# [Description of the task]
Tell how many lines have the string "device" in them, and write nothing besides the number.

# [Records supplied]
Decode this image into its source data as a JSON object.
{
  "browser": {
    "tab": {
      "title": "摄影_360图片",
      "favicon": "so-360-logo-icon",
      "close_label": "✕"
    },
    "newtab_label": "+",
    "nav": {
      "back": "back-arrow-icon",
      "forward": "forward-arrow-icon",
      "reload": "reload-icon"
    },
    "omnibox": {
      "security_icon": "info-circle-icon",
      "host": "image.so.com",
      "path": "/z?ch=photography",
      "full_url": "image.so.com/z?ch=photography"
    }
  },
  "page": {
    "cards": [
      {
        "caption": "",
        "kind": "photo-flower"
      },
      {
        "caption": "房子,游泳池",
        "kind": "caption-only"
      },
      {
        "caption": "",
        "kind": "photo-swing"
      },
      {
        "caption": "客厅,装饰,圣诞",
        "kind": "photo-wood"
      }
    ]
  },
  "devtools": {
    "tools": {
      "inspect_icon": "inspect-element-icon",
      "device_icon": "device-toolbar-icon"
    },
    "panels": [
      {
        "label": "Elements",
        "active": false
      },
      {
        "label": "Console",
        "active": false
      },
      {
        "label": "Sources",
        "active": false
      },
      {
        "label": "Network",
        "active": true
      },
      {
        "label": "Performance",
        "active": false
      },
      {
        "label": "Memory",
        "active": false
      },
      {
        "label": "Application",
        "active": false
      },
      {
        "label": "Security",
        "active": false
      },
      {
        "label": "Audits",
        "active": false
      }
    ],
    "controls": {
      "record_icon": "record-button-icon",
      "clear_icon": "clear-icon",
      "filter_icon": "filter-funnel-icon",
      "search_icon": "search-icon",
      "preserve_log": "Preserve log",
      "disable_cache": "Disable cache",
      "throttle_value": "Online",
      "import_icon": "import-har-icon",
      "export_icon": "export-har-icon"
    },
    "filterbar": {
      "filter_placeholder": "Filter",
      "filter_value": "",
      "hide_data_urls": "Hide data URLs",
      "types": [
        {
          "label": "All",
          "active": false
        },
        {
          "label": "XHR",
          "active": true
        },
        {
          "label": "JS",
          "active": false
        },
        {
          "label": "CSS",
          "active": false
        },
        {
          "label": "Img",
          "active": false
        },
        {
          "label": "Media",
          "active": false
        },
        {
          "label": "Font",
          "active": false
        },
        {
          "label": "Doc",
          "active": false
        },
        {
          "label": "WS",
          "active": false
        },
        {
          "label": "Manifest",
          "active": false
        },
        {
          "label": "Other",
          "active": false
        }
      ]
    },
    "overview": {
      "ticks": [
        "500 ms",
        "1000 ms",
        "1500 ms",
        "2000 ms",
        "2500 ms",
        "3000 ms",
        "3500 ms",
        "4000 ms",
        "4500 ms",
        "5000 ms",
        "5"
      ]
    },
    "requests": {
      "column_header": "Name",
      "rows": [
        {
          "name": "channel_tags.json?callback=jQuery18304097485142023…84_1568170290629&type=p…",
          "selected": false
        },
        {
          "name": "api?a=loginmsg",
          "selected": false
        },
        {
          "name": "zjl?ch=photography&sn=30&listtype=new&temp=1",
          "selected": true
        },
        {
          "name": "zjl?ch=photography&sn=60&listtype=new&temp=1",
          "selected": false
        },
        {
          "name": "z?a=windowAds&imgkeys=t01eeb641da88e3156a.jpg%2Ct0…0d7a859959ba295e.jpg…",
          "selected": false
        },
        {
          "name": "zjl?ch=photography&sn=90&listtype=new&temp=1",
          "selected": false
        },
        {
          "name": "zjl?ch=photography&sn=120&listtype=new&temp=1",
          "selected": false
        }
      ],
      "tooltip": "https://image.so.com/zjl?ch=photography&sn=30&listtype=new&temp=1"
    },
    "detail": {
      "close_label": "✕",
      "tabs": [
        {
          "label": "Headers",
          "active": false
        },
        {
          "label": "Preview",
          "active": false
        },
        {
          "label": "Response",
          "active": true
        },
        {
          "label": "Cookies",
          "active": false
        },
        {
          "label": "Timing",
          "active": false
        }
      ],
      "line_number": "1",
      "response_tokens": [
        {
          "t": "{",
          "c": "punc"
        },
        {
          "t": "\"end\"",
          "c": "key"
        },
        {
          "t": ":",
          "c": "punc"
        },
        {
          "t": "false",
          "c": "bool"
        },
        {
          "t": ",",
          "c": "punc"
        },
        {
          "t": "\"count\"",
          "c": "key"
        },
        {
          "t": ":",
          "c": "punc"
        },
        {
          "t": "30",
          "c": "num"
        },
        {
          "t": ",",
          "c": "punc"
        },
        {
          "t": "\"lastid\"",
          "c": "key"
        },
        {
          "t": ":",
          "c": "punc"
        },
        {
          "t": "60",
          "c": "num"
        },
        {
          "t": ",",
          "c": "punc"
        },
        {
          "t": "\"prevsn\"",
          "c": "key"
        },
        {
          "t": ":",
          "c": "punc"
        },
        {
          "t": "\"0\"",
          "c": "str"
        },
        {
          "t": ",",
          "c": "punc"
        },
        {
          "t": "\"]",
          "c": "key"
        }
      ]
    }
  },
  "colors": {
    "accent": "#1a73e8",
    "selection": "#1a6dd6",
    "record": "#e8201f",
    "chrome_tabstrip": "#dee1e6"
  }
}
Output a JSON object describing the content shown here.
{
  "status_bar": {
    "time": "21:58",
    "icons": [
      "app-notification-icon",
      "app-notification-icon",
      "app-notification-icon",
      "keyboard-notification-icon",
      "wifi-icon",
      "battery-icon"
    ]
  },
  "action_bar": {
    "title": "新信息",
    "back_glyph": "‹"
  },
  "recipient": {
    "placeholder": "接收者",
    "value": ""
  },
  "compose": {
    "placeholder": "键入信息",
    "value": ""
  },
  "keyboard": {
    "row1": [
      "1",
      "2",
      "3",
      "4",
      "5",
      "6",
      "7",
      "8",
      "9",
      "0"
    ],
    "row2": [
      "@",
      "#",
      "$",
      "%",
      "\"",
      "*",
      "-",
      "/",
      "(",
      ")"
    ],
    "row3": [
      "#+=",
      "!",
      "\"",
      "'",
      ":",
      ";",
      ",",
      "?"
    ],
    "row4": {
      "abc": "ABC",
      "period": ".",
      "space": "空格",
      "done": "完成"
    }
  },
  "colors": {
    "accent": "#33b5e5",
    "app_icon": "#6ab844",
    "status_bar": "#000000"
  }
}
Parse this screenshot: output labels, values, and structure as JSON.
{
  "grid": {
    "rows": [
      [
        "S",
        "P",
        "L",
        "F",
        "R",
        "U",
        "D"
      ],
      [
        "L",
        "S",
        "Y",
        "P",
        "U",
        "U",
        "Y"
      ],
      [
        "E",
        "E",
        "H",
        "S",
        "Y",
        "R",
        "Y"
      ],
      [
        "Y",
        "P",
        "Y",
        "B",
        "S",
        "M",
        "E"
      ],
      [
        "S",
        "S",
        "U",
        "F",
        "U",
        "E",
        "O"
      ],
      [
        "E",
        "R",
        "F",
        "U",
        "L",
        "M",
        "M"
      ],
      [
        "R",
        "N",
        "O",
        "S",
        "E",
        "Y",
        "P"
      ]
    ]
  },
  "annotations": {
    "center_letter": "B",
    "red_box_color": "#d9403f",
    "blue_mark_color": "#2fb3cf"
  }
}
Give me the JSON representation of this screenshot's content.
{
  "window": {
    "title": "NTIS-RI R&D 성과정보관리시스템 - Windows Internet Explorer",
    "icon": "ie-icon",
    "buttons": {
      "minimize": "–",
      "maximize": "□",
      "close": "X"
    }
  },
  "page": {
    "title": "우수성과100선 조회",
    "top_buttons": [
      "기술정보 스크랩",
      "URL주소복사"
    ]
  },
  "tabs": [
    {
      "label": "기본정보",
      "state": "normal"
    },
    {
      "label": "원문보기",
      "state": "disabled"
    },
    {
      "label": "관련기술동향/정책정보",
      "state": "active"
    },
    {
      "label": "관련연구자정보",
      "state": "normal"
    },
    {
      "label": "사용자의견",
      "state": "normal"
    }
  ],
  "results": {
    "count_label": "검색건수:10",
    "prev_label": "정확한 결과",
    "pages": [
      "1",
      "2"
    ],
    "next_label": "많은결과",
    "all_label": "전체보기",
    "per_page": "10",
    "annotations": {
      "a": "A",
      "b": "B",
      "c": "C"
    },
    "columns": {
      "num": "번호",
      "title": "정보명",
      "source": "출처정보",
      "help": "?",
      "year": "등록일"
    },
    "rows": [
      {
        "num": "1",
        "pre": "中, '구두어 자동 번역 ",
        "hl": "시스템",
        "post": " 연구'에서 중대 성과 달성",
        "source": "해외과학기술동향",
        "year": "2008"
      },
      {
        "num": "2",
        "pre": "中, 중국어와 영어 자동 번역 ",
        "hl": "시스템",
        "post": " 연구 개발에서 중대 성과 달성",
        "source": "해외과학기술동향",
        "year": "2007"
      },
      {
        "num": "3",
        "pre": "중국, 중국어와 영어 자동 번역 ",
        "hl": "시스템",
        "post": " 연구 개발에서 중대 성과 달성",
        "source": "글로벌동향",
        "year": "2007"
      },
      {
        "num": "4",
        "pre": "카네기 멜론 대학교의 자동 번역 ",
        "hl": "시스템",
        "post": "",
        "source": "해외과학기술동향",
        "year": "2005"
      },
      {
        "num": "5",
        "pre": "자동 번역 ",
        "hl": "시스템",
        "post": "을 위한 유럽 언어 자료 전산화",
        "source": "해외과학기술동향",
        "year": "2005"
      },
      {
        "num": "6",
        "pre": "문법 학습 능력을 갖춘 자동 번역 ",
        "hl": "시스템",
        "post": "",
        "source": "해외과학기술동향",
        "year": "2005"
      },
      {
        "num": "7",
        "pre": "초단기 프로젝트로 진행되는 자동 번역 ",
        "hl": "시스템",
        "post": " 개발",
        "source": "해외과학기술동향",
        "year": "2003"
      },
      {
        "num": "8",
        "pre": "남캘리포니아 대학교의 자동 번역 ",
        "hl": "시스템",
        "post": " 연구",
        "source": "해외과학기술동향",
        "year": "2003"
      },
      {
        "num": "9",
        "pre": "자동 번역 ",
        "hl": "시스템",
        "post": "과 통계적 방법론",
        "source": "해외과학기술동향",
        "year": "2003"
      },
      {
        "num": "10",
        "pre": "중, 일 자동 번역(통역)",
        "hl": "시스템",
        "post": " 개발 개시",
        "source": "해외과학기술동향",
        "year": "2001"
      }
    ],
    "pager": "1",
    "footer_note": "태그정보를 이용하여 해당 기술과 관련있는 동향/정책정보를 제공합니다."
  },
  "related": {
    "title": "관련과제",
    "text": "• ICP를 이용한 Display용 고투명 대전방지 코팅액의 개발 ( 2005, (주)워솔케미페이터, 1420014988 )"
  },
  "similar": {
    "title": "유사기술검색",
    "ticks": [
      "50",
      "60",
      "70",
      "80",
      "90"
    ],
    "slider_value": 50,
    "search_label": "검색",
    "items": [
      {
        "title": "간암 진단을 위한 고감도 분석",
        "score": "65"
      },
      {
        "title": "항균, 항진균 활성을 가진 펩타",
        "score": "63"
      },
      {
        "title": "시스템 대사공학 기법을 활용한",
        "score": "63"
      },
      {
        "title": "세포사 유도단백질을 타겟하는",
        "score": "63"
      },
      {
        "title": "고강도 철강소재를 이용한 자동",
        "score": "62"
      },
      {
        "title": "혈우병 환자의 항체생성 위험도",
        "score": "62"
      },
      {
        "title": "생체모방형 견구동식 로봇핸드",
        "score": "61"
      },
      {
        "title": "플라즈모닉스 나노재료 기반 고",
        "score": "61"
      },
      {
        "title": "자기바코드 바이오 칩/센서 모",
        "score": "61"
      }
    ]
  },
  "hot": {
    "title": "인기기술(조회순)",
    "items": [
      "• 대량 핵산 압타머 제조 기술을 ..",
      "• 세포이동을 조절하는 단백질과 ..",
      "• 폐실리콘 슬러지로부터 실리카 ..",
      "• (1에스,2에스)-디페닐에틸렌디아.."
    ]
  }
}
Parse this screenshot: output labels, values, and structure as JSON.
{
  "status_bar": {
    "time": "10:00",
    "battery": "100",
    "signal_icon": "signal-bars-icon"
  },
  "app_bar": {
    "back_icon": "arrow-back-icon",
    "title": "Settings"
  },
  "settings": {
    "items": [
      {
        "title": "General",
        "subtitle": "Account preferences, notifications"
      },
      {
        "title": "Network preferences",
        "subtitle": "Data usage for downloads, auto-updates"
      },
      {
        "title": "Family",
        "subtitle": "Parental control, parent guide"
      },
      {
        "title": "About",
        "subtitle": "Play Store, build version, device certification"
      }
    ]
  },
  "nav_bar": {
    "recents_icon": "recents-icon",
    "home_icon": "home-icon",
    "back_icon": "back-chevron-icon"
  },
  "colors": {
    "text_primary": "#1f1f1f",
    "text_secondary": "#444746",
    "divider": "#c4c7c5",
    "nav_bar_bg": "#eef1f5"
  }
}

# [Result of this task]
2